— Requirement —
Find the lines containing the word "There" and copy every one of them.

— Records for this task —
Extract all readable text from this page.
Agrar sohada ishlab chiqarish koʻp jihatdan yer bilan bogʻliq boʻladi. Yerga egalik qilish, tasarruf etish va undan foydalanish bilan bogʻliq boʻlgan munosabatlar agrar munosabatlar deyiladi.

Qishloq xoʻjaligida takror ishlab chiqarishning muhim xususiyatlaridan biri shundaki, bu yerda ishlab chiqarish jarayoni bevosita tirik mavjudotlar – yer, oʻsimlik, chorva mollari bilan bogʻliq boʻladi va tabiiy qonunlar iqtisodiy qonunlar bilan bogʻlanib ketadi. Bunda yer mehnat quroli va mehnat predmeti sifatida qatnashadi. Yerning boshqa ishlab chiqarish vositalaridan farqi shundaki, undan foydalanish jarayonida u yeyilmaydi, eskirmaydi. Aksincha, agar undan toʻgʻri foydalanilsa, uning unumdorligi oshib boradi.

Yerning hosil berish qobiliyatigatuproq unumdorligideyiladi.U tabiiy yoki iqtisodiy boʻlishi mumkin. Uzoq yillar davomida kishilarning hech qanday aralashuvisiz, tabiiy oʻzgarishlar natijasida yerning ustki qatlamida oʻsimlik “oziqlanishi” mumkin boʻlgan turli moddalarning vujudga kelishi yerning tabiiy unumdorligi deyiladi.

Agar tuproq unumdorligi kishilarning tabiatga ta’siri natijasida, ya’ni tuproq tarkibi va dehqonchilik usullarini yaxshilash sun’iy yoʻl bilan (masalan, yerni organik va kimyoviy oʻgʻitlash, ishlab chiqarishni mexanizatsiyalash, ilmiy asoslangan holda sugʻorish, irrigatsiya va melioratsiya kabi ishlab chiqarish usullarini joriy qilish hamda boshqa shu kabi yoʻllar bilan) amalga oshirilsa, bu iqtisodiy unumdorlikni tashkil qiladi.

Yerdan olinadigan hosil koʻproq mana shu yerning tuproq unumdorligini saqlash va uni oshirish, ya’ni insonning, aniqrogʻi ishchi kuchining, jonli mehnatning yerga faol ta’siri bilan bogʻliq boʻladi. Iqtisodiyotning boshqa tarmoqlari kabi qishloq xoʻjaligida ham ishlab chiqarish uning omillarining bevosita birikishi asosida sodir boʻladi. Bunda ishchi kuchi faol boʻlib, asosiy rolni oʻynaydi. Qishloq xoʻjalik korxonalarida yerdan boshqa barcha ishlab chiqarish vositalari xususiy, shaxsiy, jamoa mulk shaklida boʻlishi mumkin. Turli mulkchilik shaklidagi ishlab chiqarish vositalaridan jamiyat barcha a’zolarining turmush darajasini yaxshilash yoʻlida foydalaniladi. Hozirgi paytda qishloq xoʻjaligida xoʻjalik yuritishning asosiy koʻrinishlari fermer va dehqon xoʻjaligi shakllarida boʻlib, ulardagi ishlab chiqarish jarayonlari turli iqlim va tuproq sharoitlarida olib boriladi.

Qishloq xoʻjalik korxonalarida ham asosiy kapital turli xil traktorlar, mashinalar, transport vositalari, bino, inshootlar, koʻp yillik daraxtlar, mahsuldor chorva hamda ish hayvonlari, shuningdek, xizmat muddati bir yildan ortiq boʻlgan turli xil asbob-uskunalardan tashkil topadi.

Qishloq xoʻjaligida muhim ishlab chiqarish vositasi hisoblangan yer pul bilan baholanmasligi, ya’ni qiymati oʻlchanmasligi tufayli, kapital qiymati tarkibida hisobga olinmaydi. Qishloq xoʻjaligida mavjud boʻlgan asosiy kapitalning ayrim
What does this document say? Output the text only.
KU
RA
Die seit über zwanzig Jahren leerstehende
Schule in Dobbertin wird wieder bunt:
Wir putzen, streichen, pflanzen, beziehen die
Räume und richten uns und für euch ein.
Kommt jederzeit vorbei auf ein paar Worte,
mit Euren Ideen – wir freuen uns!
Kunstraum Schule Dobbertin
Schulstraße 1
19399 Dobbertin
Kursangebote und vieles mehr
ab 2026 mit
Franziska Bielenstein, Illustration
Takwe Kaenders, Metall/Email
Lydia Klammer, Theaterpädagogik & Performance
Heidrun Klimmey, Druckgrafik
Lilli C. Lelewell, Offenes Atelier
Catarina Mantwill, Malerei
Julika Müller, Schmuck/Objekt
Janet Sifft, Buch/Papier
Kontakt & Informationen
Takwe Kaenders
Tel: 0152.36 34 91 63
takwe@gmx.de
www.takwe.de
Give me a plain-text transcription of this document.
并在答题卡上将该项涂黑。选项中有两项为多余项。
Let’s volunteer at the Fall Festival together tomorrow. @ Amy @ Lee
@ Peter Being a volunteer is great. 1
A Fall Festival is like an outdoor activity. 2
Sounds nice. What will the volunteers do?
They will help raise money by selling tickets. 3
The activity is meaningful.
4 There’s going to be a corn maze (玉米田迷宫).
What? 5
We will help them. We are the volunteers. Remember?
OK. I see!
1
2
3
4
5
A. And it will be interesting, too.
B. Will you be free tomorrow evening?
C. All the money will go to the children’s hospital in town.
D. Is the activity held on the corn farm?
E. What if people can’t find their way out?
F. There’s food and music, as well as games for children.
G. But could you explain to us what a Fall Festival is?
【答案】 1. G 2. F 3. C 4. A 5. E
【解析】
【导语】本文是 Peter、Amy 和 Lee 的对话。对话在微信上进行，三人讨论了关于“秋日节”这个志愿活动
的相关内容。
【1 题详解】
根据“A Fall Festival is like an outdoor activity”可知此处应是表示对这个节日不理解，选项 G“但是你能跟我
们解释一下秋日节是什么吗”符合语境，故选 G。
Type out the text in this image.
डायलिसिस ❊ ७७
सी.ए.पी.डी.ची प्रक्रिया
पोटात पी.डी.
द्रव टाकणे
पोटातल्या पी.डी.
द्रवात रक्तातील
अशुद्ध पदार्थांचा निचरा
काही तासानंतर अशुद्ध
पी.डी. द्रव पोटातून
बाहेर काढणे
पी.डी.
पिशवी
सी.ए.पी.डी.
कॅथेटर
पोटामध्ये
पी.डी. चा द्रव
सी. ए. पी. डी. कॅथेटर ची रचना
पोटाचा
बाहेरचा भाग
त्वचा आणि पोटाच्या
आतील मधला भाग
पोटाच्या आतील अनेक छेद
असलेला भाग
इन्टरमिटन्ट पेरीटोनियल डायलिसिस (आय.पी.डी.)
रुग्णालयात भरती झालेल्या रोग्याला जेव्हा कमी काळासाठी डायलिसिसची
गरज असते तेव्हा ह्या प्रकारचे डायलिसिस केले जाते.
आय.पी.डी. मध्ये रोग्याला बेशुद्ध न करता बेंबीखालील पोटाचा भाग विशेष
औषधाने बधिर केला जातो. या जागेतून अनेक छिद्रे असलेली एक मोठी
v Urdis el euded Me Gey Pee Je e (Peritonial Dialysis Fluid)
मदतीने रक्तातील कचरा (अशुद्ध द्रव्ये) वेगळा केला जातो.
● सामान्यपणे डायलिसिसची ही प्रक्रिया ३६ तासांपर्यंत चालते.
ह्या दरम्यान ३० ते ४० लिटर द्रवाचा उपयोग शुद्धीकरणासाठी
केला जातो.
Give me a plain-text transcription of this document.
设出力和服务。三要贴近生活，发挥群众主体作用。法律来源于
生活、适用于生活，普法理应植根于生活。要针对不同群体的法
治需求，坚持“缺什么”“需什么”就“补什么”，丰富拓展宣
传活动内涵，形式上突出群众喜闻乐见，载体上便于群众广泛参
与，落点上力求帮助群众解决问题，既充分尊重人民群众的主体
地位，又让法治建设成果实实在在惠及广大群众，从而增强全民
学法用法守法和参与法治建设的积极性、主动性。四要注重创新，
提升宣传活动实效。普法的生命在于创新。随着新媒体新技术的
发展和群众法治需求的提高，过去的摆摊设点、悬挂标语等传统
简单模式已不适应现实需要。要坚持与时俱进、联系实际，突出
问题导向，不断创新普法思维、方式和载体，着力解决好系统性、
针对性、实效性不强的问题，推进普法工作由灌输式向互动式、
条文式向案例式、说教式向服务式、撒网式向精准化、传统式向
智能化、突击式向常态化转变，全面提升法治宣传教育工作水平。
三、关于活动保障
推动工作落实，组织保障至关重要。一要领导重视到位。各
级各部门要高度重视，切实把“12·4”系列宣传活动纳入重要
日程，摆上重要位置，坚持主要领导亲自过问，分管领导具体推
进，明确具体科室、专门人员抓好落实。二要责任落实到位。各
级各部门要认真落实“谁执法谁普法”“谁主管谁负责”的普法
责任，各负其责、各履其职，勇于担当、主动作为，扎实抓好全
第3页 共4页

— The solution —
4 There’s going to be a corn maze (玉米田迷宫).
F. There’s food and music, as well as games for children.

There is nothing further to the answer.